§ **Short task**
Pull out from the material below all lines with "Tubiacanga".

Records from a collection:
========

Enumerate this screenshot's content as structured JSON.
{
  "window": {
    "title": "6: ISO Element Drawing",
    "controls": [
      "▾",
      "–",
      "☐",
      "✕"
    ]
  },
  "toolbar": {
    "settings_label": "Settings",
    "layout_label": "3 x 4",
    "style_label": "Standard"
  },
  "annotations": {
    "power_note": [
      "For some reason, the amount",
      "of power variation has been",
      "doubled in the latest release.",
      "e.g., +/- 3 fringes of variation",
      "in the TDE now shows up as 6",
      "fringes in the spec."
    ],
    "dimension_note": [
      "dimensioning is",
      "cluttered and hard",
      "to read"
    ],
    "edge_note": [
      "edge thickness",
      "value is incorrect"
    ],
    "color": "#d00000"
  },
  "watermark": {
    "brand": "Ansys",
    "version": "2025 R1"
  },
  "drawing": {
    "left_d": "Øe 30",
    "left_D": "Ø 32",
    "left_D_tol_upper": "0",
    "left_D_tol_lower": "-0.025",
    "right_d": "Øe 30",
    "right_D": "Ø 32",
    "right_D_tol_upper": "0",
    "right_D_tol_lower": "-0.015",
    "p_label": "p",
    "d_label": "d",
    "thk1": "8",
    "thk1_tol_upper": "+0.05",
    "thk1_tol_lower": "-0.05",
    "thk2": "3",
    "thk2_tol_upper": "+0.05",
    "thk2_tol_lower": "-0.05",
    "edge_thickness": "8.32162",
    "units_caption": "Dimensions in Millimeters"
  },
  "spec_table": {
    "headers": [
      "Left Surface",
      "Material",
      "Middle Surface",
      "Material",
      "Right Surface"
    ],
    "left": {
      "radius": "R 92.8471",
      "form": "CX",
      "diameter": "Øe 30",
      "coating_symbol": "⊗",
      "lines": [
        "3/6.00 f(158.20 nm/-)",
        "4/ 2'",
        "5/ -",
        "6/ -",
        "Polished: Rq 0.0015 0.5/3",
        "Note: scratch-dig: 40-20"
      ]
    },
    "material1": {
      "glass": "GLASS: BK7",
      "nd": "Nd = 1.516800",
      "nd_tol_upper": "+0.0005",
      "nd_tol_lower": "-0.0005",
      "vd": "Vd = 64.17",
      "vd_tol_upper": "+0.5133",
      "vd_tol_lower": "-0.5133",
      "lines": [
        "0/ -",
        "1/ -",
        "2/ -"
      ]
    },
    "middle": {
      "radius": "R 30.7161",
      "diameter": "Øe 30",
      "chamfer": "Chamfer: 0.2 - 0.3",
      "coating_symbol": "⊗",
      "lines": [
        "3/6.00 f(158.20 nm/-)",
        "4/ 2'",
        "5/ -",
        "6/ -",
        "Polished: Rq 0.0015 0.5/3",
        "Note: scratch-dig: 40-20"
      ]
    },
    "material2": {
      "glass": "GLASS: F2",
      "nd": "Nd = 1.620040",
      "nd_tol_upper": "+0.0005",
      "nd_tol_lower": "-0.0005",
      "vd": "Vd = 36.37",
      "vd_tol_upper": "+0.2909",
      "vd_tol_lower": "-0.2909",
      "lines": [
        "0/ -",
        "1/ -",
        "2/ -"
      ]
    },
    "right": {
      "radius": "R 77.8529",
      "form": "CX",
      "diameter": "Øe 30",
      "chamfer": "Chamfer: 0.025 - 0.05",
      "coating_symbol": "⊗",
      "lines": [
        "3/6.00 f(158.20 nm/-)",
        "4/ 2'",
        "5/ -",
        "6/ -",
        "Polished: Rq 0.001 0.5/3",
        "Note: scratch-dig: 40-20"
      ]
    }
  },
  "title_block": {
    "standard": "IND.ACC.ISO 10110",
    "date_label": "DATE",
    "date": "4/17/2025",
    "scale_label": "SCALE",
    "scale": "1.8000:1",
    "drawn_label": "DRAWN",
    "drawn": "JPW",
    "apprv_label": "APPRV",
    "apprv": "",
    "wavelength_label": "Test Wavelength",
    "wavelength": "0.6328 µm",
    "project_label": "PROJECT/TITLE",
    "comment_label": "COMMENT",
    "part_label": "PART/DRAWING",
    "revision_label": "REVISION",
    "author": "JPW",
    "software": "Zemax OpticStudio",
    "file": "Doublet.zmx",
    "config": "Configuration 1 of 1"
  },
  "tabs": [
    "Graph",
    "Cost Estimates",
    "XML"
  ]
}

========

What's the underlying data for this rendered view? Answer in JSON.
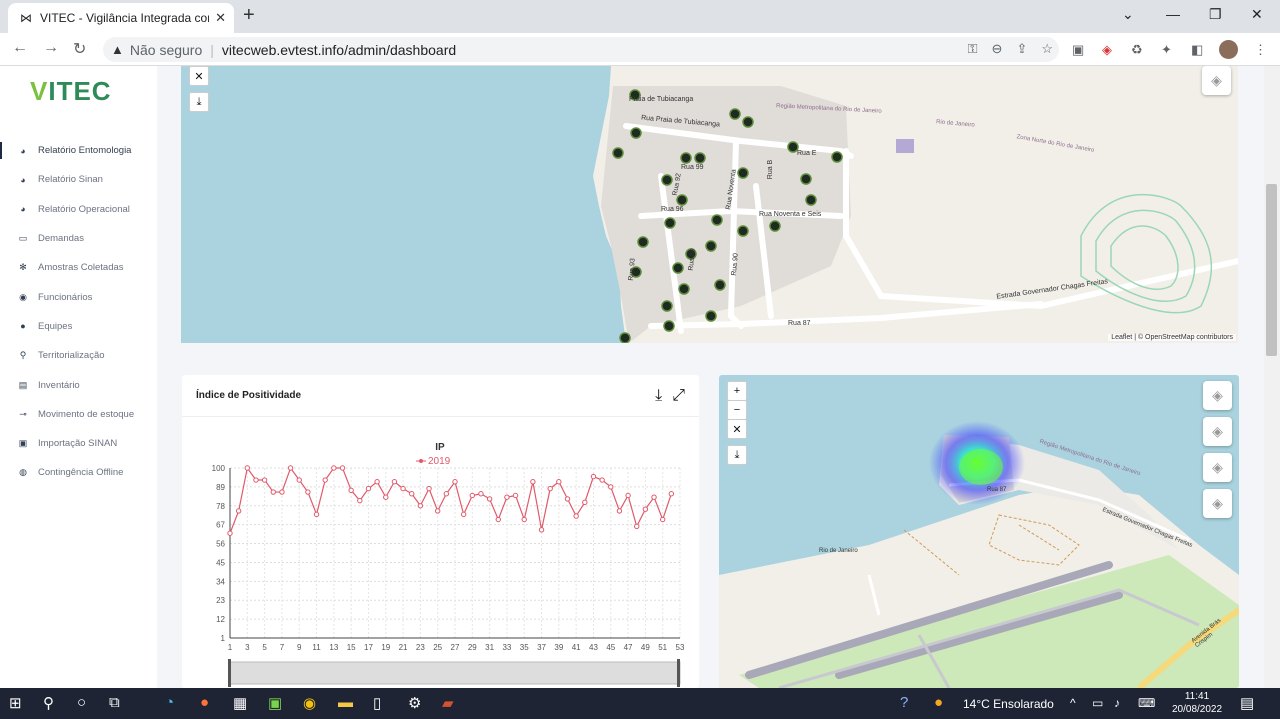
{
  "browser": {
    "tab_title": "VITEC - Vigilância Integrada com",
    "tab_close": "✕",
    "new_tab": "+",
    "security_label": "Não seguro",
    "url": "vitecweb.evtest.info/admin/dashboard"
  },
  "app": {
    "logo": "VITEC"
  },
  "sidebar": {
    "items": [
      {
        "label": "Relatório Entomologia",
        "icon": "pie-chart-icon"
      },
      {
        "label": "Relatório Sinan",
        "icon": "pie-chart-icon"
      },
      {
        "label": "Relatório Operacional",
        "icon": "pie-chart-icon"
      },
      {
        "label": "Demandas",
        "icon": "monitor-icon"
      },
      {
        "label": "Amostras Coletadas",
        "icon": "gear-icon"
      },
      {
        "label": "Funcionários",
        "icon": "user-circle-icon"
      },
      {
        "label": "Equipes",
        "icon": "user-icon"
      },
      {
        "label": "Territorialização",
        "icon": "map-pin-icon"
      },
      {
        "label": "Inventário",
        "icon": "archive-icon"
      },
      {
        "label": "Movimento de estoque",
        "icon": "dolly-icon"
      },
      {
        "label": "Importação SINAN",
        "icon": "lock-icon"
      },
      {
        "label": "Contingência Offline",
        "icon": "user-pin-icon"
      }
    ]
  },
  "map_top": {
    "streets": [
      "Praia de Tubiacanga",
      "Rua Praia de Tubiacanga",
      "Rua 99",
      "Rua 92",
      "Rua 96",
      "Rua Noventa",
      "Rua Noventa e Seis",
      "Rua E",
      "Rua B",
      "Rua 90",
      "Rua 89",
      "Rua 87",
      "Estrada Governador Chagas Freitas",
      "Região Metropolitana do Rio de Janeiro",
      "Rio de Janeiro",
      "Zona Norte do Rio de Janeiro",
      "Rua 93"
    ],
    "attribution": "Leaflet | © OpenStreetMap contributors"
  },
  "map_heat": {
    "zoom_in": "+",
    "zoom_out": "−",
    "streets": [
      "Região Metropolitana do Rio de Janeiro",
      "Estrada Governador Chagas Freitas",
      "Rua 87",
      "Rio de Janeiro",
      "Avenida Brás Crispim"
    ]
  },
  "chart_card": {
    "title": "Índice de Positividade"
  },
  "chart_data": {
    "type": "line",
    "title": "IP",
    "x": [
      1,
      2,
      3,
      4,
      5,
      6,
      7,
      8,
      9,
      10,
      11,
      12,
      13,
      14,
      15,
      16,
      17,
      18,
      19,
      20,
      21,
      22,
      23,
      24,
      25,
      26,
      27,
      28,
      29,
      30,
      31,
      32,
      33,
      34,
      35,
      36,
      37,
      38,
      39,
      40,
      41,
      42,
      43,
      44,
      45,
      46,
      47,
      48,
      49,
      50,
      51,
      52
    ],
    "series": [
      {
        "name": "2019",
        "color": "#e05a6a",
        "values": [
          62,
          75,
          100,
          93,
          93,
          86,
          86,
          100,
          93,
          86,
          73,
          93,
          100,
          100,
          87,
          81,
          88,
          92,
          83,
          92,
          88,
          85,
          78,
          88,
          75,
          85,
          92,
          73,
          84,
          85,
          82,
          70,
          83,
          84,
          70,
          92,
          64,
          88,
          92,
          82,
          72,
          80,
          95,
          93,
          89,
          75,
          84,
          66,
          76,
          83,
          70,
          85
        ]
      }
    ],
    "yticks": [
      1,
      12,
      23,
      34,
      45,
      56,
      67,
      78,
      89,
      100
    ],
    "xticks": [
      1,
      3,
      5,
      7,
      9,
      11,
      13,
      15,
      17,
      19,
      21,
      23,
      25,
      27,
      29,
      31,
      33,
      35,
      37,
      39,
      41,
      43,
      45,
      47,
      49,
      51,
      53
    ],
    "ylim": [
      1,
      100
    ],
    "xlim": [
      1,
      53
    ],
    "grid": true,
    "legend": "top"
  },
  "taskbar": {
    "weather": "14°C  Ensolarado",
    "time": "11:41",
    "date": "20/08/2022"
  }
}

========

§ **Correct response**
      "Praia de Tubiacanga",
      "Rua Praia de Tubiacanga",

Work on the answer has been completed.